** Begin RECORDS FOR THIS TASK **
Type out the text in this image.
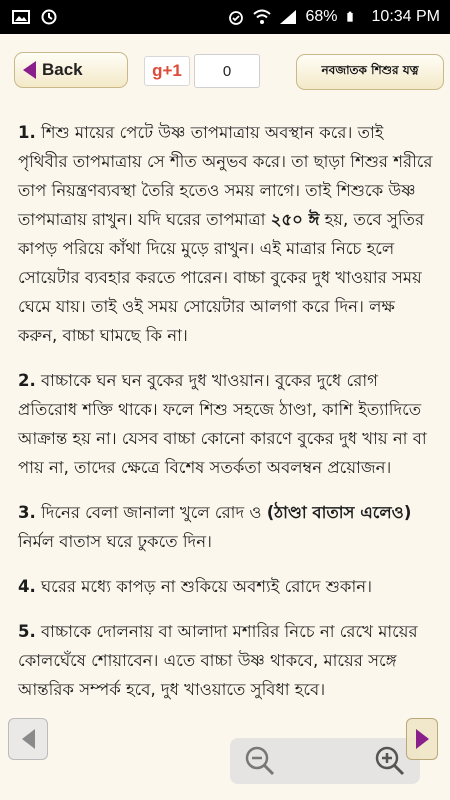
68% 10:34 PM
Back	g+1	0	নবজাতক শিশুর যত্ন

1. শিশু মায়ের পেটে উষ্ণ তাপমাত্রায় অবস্থান করে। তাই পৃথিবীর তাপমাত্রায় সে শীত অনুভব করে। তা ছাড়া শিশুর শরীরে তাপ নিয়ন্ত্রণব্যবস্থা তৈরি হতেও সময় লাগে। তাই শিশুকে উষ্ণ তাপমাত্রায় রাখুন। যদি ঘরের তাপমাত্রা ২৫০ ঈ হয়, তবে সুতির কাপড় পরিয়ে কাঁথা দিয়ে মুড়ে রাখুন। এই মাত্রার নিচে হলে সোয়েটার ব্যবহার করতে পারেন। বাচ্চা বুকের দুধ খাওয়ার সময় ঘেমে যায়। তাই ওই সময় সোয়েটার আলগা করে দিন। লক্ষ করুন, বাচ্চা ঘামছে কি না।

2. বাচ্চাকে ঘন ঘন বুকের দুধ খাওয়ান। বুকের দুধে রোগ প্রতিরোধ শক্তি থাকে। ফলে শিশু সহজে ঠাণ্ডা, কাশি ইত্যাদিতে আক্রান্ত হয় না। যেসব বাচ্চা কোনো কারণে বুকের দুধ খায় না বা পায় না, তাদের ক্ষেত্রে বিশেষ সতর্কতা অবলম্বন প্রয়োজন।

3. দিনের বেলা জানালা খুলে রোদ ও (ঠাণ্ডা বাতাস এলেও) নির্মল বাতাস ঘরে ঢুকতে দিন।

4. ঘরের মধ্যে কাপড় না শুকিয়ে অবশ্যই রোদে শুকান।

5. বাচ্চাকে দোলনায় বা আলাদা মশারির নিচে না রেখে মায়ের কোলঘেঁষে শোয়াবেন। এতে বাচ্চা উষ্ণ থাকবে, মায়ের সঙ্গে আন্তরিক সম্পর্ক হবে, দুধ খাওয়াতে সুবিধা হবে।
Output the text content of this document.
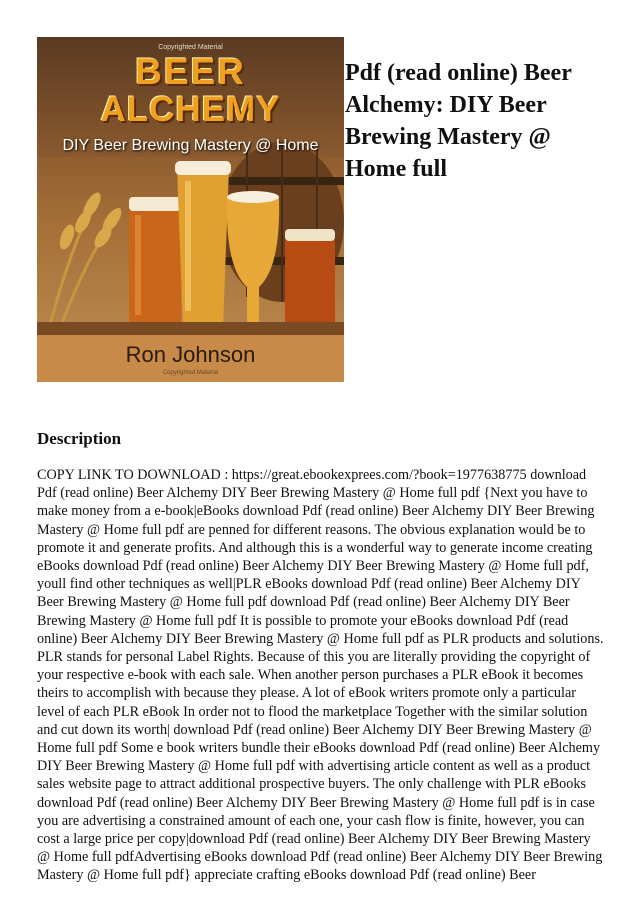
Copyrighted Material
BEER
ALCHEMY
DIY Beer Brewing Mastery @ Home
Ron Johnson
Copyrighted Material
Pdf (read online) Beer Alchemy: DIY Beer Brewing Mastery @ Home full
Description

COPY LINK TO DOWNLOAD : https://great.ebookexprees.com/?book=1977638775 download Pdf (read online) Beer Alchemy DIY Beer Brewing Mastery @ Home full pdf {Next you have to make money from a e-book|eBooks download Pdf (read online) Beer Alchemy DIY Beer Brewing Mastery @ Home full pdf are penned for different reasons. The obvious explanation would be to promote it and generate profits. And although this is a wonderful way to generate income creating eBooks download Pdf (read online) Beer Alchemy DIY Beer Brewing Mastery @ Home full pdf, youll find other techniques as well|PLR eBooks download Pdf (read online) Beer Alchemy DIY Beer Brewing Mastery @ Home full pdf download Pdf (read online) Beer Alchemy DIY Beer Brewing Mastery @ Home full pdf It is possible to promote your eBooks download Pdf (read online) Beer Alchemy DIY Beer Brewing Mastery @ Home full pdf as PLR products and solutions. PLR stands for personal Label Rights. Because of this you are literally providing the copyright of your respective e-book with each sale. When another person purchases a PLR eBook it becomes theirs to accomplish with because they please. A lot of eBook writers promote only a particular level of each PLR eBook In order not to flood the marketplace Together with the similar solution and cut down its worth| download Pdf (read online) Beer Alchemy DIY Beer Brewing Mastery @ Home full pdf Some e book writers bundle their eBooks download Pdf (read online) Beer Alchemy DIY Beer Brewing Mastery @ Home full pdf with advertising article content as well as a product sales website page to attract additional prospective buyers. The only challenge with PLR eBooks download Pdf (read online) Beer Alchemy DIY Beer Brewing Mastery @ Home full pdf is in case you are advertising a constrained amount of each one, your cash flow is finite, however, you can cost a large price per copy|download Pdf (read online) Beer Alchemy DIY Beer Brewing Mastery @ Home full pdfAdvertising eBooks download Pdf (read online) Beer Alchemy DIY Beer Brewing Mastery @ Home full pdf} appreciate crafting eBooks download Pdf (read online) Beer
** End RECORDS FOR THIS TASK **
▶ _WORK TO BE COMPLETED_
Choose all lines containing the string "text" and copy them out.

▶ _FULL RESPONSE_
Type out the text in this image.
Output the text content of this document.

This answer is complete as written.